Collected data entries
******************************
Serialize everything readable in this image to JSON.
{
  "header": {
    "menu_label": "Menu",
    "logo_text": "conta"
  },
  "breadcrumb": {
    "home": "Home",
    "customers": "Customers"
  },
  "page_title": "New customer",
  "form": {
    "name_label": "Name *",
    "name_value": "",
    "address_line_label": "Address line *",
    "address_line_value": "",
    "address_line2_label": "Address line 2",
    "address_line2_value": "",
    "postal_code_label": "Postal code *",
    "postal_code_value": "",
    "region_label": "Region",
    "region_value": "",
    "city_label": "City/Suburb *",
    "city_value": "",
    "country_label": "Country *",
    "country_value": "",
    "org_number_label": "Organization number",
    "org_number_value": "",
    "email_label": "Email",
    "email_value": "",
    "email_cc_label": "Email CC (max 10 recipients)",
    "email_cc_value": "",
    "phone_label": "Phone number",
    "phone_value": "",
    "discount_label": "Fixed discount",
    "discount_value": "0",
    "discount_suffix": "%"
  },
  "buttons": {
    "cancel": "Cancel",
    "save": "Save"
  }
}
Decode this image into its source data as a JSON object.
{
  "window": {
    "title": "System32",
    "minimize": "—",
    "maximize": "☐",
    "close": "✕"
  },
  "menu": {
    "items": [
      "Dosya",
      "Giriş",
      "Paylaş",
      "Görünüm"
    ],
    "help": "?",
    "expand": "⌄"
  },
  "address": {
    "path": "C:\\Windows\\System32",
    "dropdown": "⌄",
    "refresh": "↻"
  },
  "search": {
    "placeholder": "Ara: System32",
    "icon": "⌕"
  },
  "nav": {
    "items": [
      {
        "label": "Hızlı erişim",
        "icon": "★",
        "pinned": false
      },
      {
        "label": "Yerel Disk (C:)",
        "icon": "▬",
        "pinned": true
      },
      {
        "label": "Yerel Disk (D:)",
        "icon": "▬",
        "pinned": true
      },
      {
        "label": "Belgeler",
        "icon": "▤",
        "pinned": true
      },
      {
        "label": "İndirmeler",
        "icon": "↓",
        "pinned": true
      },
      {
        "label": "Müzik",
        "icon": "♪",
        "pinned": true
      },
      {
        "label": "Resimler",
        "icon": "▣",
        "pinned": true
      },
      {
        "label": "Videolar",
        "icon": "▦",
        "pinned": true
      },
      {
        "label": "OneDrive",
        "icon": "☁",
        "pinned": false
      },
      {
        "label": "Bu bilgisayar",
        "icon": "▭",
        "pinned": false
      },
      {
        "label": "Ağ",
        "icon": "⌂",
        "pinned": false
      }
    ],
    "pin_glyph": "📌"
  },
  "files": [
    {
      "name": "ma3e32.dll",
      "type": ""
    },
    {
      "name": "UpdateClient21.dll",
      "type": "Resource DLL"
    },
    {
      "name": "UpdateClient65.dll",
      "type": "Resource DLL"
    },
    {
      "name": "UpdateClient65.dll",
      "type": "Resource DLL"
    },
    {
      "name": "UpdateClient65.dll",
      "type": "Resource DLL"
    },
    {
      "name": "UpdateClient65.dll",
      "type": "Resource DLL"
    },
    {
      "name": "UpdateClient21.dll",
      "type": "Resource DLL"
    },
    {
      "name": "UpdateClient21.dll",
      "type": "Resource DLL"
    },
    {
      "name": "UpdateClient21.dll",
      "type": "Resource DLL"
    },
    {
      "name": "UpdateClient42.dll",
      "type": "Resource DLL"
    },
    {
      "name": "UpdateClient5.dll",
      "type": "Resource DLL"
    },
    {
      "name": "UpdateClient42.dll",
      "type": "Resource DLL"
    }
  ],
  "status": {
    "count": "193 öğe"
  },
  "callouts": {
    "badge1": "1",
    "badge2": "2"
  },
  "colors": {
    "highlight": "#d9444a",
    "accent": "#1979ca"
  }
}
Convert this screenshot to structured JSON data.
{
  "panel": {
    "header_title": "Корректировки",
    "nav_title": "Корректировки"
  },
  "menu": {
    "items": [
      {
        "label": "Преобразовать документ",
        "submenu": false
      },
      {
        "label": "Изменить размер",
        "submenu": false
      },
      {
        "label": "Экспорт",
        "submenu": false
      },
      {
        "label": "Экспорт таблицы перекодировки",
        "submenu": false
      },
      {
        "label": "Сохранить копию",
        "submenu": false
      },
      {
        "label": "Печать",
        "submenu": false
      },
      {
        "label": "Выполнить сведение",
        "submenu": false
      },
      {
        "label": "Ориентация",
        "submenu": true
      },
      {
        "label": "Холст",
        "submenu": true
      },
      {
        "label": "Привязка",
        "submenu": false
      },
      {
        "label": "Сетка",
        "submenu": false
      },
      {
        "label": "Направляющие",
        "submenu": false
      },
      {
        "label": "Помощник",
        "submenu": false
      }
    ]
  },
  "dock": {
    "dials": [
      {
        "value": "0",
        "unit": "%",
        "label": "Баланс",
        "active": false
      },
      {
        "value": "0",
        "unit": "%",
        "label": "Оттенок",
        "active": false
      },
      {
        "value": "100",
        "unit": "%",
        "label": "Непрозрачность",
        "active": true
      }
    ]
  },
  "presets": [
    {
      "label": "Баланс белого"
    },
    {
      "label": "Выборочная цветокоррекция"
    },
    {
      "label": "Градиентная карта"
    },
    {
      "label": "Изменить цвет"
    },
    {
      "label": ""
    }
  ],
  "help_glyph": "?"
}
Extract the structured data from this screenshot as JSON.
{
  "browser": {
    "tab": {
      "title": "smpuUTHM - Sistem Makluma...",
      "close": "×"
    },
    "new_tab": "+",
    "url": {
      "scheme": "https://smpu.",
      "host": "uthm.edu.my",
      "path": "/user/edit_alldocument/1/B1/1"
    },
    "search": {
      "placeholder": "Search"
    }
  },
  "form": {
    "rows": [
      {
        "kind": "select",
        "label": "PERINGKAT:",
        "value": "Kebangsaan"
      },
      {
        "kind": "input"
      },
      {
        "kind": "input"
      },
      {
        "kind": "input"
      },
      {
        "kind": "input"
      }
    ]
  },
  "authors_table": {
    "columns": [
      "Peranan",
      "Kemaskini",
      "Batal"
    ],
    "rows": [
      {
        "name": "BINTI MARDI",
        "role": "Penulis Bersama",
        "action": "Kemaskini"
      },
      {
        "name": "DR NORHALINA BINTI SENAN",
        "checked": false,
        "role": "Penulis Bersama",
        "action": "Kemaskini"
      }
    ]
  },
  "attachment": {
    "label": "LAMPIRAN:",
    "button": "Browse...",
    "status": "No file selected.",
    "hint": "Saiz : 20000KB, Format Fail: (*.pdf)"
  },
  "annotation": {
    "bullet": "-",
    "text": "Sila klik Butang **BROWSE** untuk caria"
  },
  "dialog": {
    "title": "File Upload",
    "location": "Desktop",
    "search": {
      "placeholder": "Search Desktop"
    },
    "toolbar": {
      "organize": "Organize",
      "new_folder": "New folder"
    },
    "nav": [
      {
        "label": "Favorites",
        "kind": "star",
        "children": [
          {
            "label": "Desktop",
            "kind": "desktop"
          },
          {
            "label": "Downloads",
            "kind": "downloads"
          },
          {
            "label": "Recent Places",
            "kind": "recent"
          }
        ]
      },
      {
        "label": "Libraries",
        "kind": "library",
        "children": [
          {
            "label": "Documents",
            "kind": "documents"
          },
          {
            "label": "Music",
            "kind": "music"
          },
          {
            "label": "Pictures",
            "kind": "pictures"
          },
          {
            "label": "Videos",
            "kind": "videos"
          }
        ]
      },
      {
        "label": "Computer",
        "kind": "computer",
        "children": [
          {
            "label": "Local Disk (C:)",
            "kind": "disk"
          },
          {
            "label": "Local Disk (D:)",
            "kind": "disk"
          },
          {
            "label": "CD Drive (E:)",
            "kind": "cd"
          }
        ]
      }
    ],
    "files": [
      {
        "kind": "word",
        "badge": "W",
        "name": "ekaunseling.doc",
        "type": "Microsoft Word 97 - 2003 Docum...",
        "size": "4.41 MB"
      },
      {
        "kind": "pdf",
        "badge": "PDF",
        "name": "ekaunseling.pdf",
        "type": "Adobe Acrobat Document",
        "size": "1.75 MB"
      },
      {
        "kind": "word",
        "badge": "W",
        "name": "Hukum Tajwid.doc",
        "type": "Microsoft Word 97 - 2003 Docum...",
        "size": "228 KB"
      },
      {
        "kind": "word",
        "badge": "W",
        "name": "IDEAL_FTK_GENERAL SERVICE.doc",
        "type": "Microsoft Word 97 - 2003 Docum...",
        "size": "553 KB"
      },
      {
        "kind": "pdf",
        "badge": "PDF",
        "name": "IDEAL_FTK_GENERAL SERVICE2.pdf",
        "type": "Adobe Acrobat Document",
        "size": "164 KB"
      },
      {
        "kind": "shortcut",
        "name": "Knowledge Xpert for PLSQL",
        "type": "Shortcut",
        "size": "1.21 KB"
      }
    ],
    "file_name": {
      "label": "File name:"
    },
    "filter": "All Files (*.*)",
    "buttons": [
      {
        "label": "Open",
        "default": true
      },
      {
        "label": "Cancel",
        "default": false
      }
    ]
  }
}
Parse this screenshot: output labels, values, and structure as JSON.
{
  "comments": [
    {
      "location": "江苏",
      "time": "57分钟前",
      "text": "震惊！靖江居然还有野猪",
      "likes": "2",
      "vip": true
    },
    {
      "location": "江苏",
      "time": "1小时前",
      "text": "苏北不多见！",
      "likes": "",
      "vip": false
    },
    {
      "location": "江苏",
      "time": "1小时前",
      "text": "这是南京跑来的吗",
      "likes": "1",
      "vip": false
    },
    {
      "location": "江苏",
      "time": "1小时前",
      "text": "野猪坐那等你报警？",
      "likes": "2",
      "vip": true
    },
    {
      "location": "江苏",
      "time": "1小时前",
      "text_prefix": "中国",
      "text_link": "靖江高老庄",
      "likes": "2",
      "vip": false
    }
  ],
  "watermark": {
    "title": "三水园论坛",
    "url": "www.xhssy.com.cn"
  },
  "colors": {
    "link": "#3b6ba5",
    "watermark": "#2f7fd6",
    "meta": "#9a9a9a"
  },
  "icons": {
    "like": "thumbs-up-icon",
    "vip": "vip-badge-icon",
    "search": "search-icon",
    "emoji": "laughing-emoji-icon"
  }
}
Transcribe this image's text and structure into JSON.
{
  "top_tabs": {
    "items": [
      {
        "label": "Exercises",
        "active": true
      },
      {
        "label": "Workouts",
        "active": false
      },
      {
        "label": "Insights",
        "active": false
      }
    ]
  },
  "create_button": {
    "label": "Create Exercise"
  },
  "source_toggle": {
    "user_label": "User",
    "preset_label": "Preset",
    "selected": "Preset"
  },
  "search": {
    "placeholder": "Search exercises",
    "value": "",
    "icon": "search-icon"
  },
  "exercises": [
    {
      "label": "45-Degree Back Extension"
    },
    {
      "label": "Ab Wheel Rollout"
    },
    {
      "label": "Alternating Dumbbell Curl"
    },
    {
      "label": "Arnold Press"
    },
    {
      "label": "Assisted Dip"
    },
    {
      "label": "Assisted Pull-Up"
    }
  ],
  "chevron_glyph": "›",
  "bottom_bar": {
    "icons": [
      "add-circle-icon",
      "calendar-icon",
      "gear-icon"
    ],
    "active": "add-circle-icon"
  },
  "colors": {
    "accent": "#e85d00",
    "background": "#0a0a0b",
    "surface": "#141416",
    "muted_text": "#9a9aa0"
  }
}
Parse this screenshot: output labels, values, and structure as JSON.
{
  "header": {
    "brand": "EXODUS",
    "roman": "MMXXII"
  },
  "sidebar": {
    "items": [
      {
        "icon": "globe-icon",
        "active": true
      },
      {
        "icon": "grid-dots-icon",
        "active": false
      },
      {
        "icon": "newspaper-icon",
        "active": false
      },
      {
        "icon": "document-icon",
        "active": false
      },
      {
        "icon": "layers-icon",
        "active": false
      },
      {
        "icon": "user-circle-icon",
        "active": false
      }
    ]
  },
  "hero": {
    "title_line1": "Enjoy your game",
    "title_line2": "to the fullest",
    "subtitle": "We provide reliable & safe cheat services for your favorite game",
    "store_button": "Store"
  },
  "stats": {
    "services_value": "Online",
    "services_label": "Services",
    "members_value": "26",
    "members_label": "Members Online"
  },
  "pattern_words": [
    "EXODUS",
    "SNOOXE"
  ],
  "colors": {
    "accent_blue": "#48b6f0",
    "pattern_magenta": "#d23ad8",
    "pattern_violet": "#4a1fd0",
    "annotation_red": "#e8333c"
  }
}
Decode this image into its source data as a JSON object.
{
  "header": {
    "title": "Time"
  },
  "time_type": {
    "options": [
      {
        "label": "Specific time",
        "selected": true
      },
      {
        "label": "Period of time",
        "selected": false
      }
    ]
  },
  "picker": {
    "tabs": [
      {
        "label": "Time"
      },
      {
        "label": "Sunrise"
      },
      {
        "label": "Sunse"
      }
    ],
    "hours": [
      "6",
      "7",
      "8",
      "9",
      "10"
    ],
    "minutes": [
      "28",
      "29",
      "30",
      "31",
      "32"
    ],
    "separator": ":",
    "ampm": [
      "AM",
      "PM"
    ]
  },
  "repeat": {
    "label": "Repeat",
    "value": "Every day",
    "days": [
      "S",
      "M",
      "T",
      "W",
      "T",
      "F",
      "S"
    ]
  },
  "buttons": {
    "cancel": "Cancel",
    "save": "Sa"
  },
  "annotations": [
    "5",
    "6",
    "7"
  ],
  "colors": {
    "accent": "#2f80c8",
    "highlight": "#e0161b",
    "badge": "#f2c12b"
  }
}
******************************
**WRITTEN TASK**: Which lines hold the word "screenshot"? Copy each of them from the records.

**RESULT OF THE EXERCISE**:
Convert this screenshot to structured JSON data.
Extract the structured data from this screenshot as JSON.
Parse this screenshot: output labels, values, and structure as JSON.
Parse this screenshot: output labels, values, and structure as JSON.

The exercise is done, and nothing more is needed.